- [Stored records]
►
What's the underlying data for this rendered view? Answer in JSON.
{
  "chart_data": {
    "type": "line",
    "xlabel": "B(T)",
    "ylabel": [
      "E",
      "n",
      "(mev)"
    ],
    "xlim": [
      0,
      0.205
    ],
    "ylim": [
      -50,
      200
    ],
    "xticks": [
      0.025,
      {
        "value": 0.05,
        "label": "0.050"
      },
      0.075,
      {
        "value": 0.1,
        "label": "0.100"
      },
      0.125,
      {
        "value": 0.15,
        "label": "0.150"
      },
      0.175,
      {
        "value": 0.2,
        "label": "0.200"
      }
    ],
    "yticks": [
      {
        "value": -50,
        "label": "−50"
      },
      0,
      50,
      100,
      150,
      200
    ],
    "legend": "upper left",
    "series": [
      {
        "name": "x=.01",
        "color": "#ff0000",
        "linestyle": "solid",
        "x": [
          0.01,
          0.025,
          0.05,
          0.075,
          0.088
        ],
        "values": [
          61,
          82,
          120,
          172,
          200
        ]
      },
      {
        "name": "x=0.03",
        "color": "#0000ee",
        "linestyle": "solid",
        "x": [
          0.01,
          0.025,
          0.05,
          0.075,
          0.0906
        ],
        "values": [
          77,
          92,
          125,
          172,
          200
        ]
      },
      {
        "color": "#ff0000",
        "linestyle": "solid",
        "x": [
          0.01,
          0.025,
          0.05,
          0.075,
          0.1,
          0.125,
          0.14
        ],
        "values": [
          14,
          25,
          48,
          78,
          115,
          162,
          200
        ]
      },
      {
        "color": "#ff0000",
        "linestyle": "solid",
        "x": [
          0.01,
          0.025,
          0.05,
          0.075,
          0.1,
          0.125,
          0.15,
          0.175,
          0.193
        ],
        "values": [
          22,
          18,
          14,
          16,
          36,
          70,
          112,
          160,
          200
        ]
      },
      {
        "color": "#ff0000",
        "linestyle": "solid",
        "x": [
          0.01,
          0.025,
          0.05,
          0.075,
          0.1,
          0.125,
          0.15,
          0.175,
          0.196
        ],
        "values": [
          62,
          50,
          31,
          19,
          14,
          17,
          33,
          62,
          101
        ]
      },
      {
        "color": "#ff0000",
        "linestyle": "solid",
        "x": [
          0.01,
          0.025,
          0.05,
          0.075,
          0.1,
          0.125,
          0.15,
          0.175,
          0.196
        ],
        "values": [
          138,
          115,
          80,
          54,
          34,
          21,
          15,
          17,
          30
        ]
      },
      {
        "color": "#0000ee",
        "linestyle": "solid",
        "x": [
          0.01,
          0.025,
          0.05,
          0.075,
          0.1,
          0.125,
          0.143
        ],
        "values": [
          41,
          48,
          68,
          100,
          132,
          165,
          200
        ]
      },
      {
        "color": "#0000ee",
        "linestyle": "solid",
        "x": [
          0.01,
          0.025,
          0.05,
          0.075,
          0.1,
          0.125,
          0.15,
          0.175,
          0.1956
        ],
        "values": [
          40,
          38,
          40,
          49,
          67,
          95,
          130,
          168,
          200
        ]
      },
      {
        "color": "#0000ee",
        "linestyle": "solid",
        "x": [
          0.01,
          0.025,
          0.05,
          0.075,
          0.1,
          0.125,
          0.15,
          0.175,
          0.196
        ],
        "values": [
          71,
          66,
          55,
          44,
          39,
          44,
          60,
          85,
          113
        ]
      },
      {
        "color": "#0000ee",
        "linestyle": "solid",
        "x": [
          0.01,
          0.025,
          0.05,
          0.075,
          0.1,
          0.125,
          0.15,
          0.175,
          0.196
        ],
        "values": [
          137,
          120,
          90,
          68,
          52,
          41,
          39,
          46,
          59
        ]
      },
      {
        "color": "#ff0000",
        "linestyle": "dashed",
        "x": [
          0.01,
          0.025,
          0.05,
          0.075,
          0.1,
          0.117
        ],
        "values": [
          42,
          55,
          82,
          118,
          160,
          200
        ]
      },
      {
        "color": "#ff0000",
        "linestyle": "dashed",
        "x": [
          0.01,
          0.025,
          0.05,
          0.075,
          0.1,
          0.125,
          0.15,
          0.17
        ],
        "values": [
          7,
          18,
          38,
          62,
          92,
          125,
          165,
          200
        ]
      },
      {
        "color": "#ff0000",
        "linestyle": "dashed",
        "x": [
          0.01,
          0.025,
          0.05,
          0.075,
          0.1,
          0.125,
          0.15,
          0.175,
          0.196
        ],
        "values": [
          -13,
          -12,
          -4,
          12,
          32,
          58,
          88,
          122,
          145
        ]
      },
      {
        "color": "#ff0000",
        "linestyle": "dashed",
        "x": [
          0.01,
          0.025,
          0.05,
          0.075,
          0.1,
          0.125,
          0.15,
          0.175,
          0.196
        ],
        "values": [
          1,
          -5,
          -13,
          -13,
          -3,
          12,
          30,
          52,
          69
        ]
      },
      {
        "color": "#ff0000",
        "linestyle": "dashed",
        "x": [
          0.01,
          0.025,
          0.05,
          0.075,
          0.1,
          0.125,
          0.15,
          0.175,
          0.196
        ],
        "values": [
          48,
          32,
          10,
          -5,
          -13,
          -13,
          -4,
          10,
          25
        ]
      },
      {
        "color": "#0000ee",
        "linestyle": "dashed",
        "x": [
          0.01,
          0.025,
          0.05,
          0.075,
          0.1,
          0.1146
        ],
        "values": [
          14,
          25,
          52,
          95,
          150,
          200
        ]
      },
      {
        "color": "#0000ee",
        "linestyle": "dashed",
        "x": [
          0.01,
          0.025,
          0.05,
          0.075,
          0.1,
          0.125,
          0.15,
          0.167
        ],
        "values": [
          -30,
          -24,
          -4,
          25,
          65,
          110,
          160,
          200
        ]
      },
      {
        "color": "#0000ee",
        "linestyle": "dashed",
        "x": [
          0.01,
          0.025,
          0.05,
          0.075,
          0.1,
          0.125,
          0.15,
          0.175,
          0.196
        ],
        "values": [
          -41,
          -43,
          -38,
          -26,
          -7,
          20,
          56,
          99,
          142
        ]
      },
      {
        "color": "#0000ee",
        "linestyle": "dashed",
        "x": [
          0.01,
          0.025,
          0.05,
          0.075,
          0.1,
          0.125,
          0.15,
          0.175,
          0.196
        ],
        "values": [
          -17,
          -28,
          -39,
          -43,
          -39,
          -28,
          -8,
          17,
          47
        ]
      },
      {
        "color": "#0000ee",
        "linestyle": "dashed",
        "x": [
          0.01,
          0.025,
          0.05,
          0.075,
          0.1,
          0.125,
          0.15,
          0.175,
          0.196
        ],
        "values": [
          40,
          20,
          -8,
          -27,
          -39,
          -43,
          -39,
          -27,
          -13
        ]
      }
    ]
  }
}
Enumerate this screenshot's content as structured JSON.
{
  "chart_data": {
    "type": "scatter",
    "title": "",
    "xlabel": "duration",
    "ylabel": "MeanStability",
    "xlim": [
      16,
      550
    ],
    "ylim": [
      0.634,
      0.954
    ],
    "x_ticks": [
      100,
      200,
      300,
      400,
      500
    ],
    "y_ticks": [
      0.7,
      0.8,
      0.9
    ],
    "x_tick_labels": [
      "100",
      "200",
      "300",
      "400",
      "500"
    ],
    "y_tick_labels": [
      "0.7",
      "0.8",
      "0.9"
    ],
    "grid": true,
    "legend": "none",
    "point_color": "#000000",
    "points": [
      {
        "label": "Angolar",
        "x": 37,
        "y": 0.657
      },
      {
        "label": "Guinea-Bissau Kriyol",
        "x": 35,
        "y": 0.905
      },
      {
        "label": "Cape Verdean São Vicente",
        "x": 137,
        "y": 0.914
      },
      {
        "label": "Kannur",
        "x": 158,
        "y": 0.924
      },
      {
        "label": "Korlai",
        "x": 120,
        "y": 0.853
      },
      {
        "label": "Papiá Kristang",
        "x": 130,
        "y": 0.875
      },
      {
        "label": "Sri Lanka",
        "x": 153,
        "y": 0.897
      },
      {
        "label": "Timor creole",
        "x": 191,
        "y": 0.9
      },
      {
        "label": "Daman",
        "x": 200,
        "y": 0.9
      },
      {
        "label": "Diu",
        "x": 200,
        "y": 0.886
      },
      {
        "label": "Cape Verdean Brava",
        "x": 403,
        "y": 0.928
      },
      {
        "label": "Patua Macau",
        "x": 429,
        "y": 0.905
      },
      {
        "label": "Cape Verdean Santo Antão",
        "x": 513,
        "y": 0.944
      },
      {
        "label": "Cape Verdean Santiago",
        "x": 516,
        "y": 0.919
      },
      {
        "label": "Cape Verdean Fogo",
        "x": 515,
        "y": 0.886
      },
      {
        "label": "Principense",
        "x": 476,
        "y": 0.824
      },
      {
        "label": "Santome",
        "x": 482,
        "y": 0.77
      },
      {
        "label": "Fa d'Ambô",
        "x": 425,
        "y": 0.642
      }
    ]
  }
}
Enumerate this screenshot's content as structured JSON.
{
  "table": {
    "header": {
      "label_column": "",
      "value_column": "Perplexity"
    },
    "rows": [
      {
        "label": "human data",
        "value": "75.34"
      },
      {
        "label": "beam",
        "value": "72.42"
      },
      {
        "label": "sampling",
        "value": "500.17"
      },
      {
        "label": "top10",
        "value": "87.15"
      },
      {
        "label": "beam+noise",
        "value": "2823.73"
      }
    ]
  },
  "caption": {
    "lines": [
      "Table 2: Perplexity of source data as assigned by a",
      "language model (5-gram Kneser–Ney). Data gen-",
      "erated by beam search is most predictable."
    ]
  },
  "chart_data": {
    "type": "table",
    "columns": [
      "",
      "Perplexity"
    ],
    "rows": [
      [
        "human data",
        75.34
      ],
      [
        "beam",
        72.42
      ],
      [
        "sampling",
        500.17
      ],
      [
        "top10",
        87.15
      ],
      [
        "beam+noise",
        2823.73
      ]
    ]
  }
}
◄
- [Given exercise] Copy out all lines above that include the string "beam".

- [Reply]
        "label": "beam",
        "label": "beam+noise",
      "erated by beam search is most predictable."
        "beam",
        "beam+noise",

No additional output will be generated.